:: To do ::
Each record that follows is to be reproduced character for character, pictures excepted.

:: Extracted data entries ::
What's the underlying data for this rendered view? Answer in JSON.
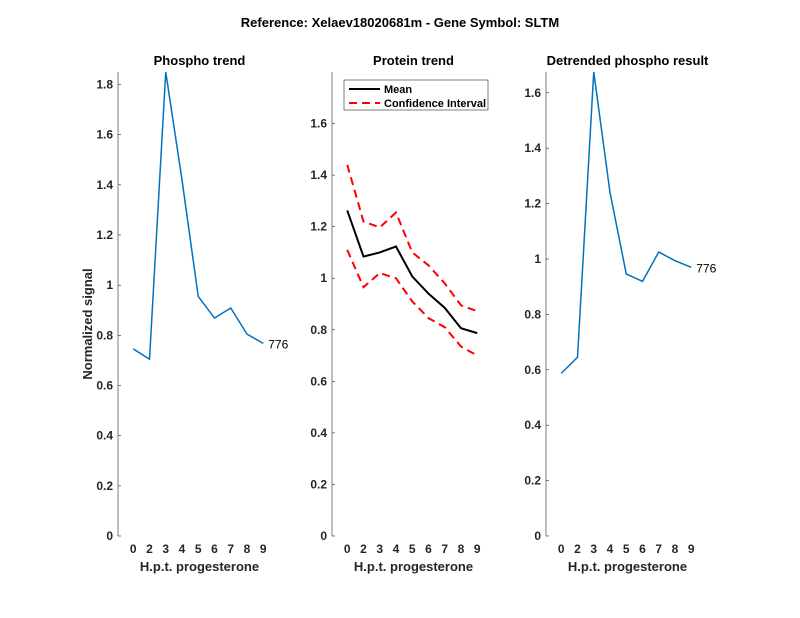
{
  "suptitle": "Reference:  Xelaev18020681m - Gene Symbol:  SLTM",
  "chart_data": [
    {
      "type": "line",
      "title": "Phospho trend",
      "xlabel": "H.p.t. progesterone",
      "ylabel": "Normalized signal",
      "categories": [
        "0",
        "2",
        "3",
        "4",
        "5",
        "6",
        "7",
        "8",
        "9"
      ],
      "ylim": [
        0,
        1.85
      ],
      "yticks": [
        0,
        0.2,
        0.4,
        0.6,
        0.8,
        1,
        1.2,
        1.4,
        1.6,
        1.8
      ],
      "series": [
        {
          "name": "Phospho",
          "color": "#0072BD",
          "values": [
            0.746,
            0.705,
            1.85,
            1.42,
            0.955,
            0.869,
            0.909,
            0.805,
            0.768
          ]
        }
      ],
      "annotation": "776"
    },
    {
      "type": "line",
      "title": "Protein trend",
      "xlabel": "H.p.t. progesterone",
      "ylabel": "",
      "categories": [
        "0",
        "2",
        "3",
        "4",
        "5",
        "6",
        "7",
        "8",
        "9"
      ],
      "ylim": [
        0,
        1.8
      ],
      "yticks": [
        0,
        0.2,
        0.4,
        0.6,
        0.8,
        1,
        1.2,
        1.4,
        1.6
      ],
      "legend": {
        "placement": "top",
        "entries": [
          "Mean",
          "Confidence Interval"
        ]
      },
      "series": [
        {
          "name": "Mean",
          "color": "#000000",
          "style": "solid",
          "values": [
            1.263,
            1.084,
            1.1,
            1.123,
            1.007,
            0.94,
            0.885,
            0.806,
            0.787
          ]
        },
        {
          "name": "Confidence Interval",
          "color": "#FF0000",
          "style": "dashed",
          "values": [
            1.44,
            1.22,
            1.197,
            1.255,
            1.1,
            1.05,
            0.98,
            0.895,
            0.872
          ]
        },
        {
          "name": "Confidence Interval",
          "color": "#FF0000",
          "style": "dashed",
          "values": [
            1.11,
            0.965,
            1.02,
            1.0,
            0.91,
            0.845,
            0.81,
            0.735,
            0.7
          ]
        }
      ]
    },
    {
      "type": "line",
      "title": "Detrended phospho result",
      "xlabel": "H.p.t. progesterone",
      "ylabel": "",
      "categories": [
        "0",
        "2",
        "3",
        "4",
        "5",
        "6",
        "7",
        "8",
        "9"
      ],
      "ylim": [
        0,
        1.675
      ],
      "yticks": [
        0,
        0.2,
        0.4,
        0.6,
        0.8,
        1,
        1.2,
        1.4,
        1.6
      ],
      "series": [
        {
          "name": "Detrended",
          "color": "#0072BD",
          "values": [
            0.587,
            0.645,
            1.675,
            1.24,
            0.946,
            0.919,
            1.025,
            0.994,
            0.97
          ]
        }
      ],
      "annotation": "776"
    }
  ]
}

:: Task solution ::
What's the underlying data for this rendered view? Answer in JSON.
{
  "suptitle": "Reference:  Xelaev18020681m - Gene Symbol:  SLTM",
  "chart_data": [
    {
      "type": "line",
      "title": "Phospho trend",
      "xlabel": "H.p.t. progesterone",
      "ylabel": "Normalized signal",
      "categories": [
        "0",
        "2",
        "3",
        "4",
        "5",
        "6",
        "7",
        "8",
        "9"
      ],
      "ylim": [
        0,
        1.85
      ],
      "yticks": [
        0,
        0.2,
        0.4,
        0.6,
        0.8,
        1,
        1.2,
        1.4,
        1.6,
        1.8
      ],
      "series": [
        {
          "name": "Phospho",
          "color": "#0072BD",
          "values": [
            0.746,
            0.705,
            1.85,
            1.42,
            0.955,
            0.869,
            0.909,
            0.805,
            0.768
          ]
        }
      ],
      "annotation": "776"
    },
    {
      "type": "line",
      "title": "Protein trend",
      "xlabel": "H.p.t. progesterone",
      "ylabel": "",
      "categories": [
        "0",
        "2",
        "3",
        "4",
        "5",
        "6",
        "7",
        "8",
        "9"
      ],
      "ylim": [
        0,
        1.8
      ],
      "yticks": [
        0,
        0.2,
        0.4,
        0.6,
        0.8,
        1,
        1.2,
        1.4,
        1.6
      ],
      "legend": {
        "placement": "top",
        "entries": [
          "Mean",
          "Confidence Interval"
        ]
      },
      "series": [
        {
          "name": "Mean",
          "color": "#000000",
          "style": "solid",
          "values": [
            1.263,
            1.084,
            1.1,
            1.123,
            1.007,
            0.94,
            0.885,
            0.806,
            0.787
          ]
        },
        {
          "name": "Confidence Interval",
          "color": "#FF0000",
          "style": "dashed",
          "values": [
            1.44,
            1.22,
            1.197,
            1.255,
            1.1,
            1.05,
            0.98,
            0.895,
            0.872
          ]
        },
        {
          "name": "Confidence Interval",
          "color": "#FF0000",
          "style": "dashed",
          "values": [
            1.11,
            0.965,
            1.02,
            1.0,
            0.91,
            0.845,
            0.81,
            0.735,
            0.7
          ]
        }
      ]
    },
    {
      "type": "line",
      "title": "Detrended phospho result",
      "xlabel": "H.p.t. progesterone",
      "ylabel": "",
      "categories": [
        "0",
        "2",
        "3",
        "4",
        "5",
        "6",
        "7",
        "8",
        "9"
      ],
      "ylim": [
        0,
        1.675
      ],
      "yticks": [
        0,
        0.2,
        0.4,
        0.6,
        0.8,
        1,
        1.2,
        1.4,
        1.6
      ],
      "series": [
        {
          "name": "Detrended",
          "color": "#0072BD",
          "values": [
            0.587,
            0.645,
            1.675,
            1.24,
            0.946,
            0.919,
            1.025,
            0.994,
            0.97
          ]
        }
      ],
      "annotation": "776"
    }
  ]
}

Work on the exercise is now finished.